Typ alstublieft alles over van de regel met "- equity-line-icon: [84, 404, 108, 420]" tot en met de regel met "- info-icon[interactable]: i: [999, 94, 1014, 108]", precies zoals het in de records hieronder staat.

---------- Aangeleverde records ----------

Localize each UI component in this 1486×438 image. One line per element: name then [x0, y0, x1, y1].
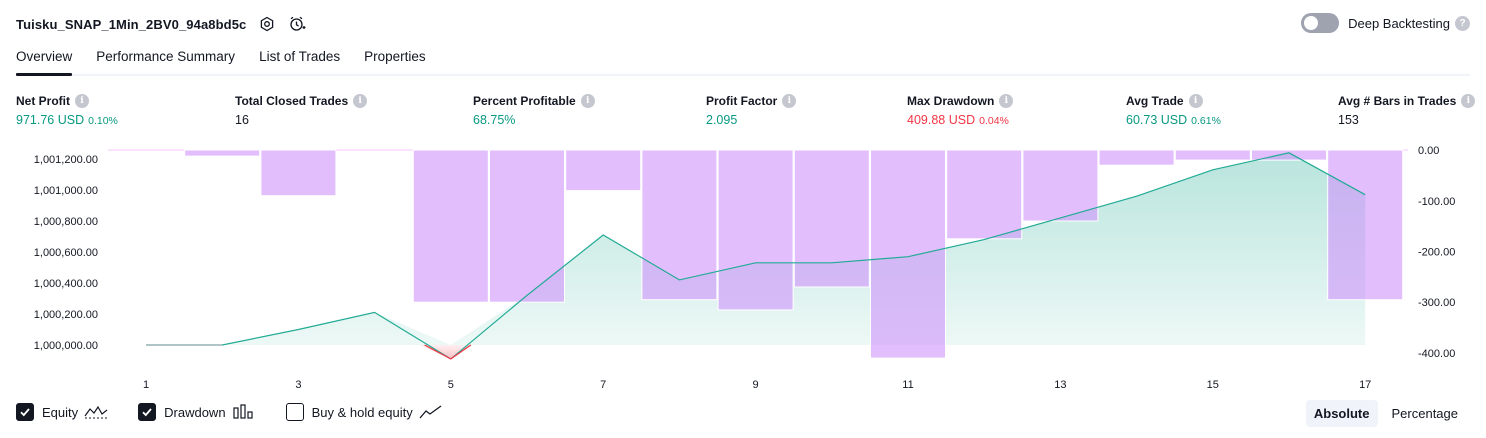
- equity-line-icon: [84, 404, 108, 420]
- stat-label: Profit Factor: [706, 94, 778, 108]
- tab-overview[interactable]: Overview: [16, 44, 73, 76]
- stat-label: Percent Profitable: [473, 94, 576, 108]
- drawdown-bar: [1098, 149, 1175, 166]
- display-mode-switch: Absolute Percentage: [1300, 400, 1466, 427]
- drawdown-bar: [565, 149, 642, 192]
- info-icon[interactable]: i: [353, 94, 368, 108]
- drawdown-checkbox[interactable]: [138, 403, 157, 421]
- stat-label: Max Drawdown: [907, 94, 995, 108]
- x-axis-tick: 17: [1359, 379, 1371, 391]
- stat-label: Avg # Bars in Trades: [1338, 94, 1457, 108]
- drawdown-bar: [1174, 149, 1251, 161]
- deep-backtesting-label: Deep Backtesting: [1348, 15, 1450, 31]
- left-axis-tick: 1,000,200.00: [34, 309, 98, 321]
- stat-value: 60.73 USD: [1126, 113, 1188, 127]
- strategy-title: Tuisku_SNAP_1Min_2BV0_94a8bd5c: [16, 16, 247, 32]
- info-icon[interactable]: i: [75, 94, 89, 108]
- legend-equity[interactable]: Equity: [16, 403, 108, 421]
- check-icon: [142, 408, 152, 417]
- stat-avg-bars-in-trades: Avg # Bars in Trades i 153: [1338, 94, 1476, 127]
- stat-label: Net Profit: [16, 94, 70, 108]
- stat-profit-factor: Profit Factor i 2.095: [706, 94, 797, 127]
- legend-label: Equity: [42, 404, 79, 420]
- drawdown-bar: [946, 149, 1023, 240]
- stat-value: 68.75%: [473, 113, 516, 127]
- legend-label: Drawdown: [164, 404, 226, 420]
- stat-total-closed-trades: Total Closed Trades i 16: [235, 94, 368, 127]
- tab-performance-summary[interactable]: Performance Summary: [96, 44, 235, 74]
- info-icon[interactable]: i: [999, 94, 1014, 108]
- deep-backtesting-toggle[interactable]: [1301, 13, 1340, 33]
- left-axis-tick: 1,001,200.00: [34, 154, 98, 166]
- toggle-knob: [1304, 16, 1319, 30]
- right-axis-tick: 0.00: [1418, 145, 1439, 157]
- x-axis-tick: 13: [1054, 379, 1066, 391]
- right-axis-tick: -200.00: [1418, 247, 1455, 259]
- left-axis-tick: 1,000,800.00: [34, 216, 98, 228]
- stat-value: 16: [235, 113, 249, 127]
- stat-max-drawdown: Max Drawdown i 409.88 USD 0.04%: [907, 94, 1014, 127]
- mode-absolute[interactable]: Absolute: [1305, 400, 1378, 427]
- left-axis-tick: 1,000,400.00: [34, 278, 98, 290]
- info-icon[interactable]: i: [782, 94, 797, 108]
- mode-percentage[interactable]: Percentage: [1384, 400, 1467, 427]
- drawdown-bars-icon: [232, 404, 256, 420]
- stat-value: 409.88 USD: [907, 113, 976, 127]
- right-axis-tick: -300.00: [1418, 297, 1455, 309]
- stat-avg-trade: Avg Trade i 60.73 USD 0.61%: [1126, 94, 1221, 127]
- add-alert-icon[interactable]: [288, 15, 306, 33]
- stat-percent: 0.61%: [1191, 115, 1221, 127]
- stat-value: 2.095: [706, 113, 738, 127]
- equity-drawdown-chart[interactable]: 1,001,200.00 1,001,000.00 1,000,800.00 1,00…: [0, 140, 1486, 400]
- drawdown-bar: [1327, 149, 1404, 301]
- report-tabs: Overview Performance Summary List of Tra…: [16, 44, 1470, 76]
- stat-label: Total Closed Trades: [235, 94, 349, 108]
- info-icon[interactable]: i: [1461, 94, 1476, 108]
- drawdown-bar: [793, 149, 870, 288]
- x-axis-tick: 3: [295, 379, 301, 391]
- buy-hold-checkbox[interactable]: [285, 403, 304, 421]
- x-axis-tick: 15: [1207, 379, 1219, 391]
- x-axis-tick: 7: [600, 379, 606, 391]
- equity-checkbox[interactable]: [16, 403, 34, 421]
- drawdown-bar: [641, 149, 718, 301]
- stat-percent: 0.10%: [88, 115, 118, 127]
- x-axis-tick: 11: [902, 379, 913, 391]
- left-axis-tick: 1,000,000.00: [34, 340, 98, 352]
- stat-label: Avg Trade: [1126, 94, 1184, 108]
- left-axis-tick: 1,000,600.00: [34, 247, 98, 259]
- legend-label: Buy & hold equity: [311, 404, 413, 420]
- x-axis-tick: 1: [143, 379, 149, 391]
- drawdown-bar: [870, 149, 946, 359]
- chart-legend: Equity Drawdown Buy & hold equity: [16, 403, 473, 421]
- drawdown-bar: [489, 149, 565, 303]
- help-icon[interactable]: ?: [1455, 15, 1470, 31]
- check-icon: [20, 408, 30, 417]
- drawdown-bar: [260, 149, 337, 197]
- buyhold-line-icon: [419, 404, 443, 420]
- right-axis-tick: -400.00: [1418, 348, 1455, 360]
- stat-percent-profitable: Percent Profitable i 68.75%: [473, 94, 595, 127]
- drawdown-bar: [412, 149, 489, 303]
- settings-icon[interactable]: [258, 15, 276, 33]
- x-axis-tick: 9: [753, 379, 759, 391]
- info-icon[interactable]: i: [580, 94, 595, 108]
- deep-backtesting: Deep Backtesting ?: [1301, 13, 1470, 33]
- drawdown-bar: [717, 149, 794, 311]
- right-axis-tick: -100.00: [1418, 196, 1455, 208]
- tab-properties[interactable]: Properties: [364, 44, 426, 74]
- x-axis-tick: 5: [448, 379, 454, 391]
- stat-value: 971.76 USD: [16, 113, 85, 127]
- stat-net-profit: Net Profit i 971.76 USD 0.10%: [16, 94, 118, 127]
- stat-value: 153: [1338, 113, 1359, 127]
- tab-list-of-trades[interactable]: List of Trades: [259, 44, 340, 74]
- report-header: Tuisku_SNAP_1Min_2BV0_94a8bd5c: [16, 12, 306, 36]
- stat-percent: 0.04%: [979, 115, 1009, 127]
- left-axis-tick: 1,001,000.00: [34, 185, 98, 197]
- legend-buy-hold[interactable]: Buy & hold equity: [285, 403, 443, 421]
- info-icon[interactable]: i: [1188, 94, 1203, 108]
- drawdown-bar: [184, 149, 261, 157]
- legend-drawdown[interactable]: Drawdown: [138, 403, 255, 421]
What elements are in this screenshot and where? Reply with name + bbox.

----------

◆ Oplossing:
- equity-line-icon: [84, 404, 108, 420]
- stat-label: Profit Factor: [706, 94, 778, 108]
- tab-overview[interactable]: Overview: [16, 44, 73, 76]
- stat-label: Percent Profitable: [473, 94, 576, 108]
- drawdown-bar: [1098, 149, 1175, 166]
- display-mode-switch: Absolute Percentage: [1300, 400, 1466, 427]
- drawdown-bar: [565, 149, 642, 192]
- info-icon[interactable]: i: [353, 94, 368, 108]
- drawdown-checkbox[interactable]: [138, 403, 157, 421]
- stat-label: Max Drawdown: [907, 94, 995, 108]
- x-axis-tick: 17: [1359, 379, 1371, 391]
- stat-label: Avg # Bars in Trades: [1338, 94, 1457, 108]
- drawdown-bar: [1174, 149, 1251, 161]
- deep-backtesting-label: Deep Backtesting: [1348, 15, 1450, 31]
- left-axis-tick: 1,000,200.00: [34, 309, 98, 321]
- stat-value: 60.73 USD: [1126, 113, 1188, 127]
- strategy-title: Tuisku_SNAP_1Min_2BV0_94a8bd5c: [16, 16, 247, 32]
- info-icon[interactable]: i: [75, 94, 89, 108]
- legend-equity[interactable]: Equity: [16, 403, 108, 421]
- check-icon: [142, 408, 152, 417]
- stat-avg-bars-in-trades: Avg # Bars in Trades i 153: [1338, 94, 1476, 127]
- stat-label: Net Profit: [16, 94, 70, 108]
- stat-profit-factor: Profit Factor i 2.095: [706, 94, 797, 127]
- legend-label: Equity: [42, 404, 79, 420]
- drawdown-bar: [946, 149, 1023, 240]
- stat-value: 68.75%: [473, 113, 516, 127]
- legend-label: Drawdown: [164, 404, 226, 420]
- stat-total-closed-trades: Total Closed Trades i 16: [235, 94, 368, 127]
- tab-performance-summary[interactable]: Performance Summary: [96, 44, 235, 74]
- info-icon[interactable]: i: [999, 94, 1014, 108]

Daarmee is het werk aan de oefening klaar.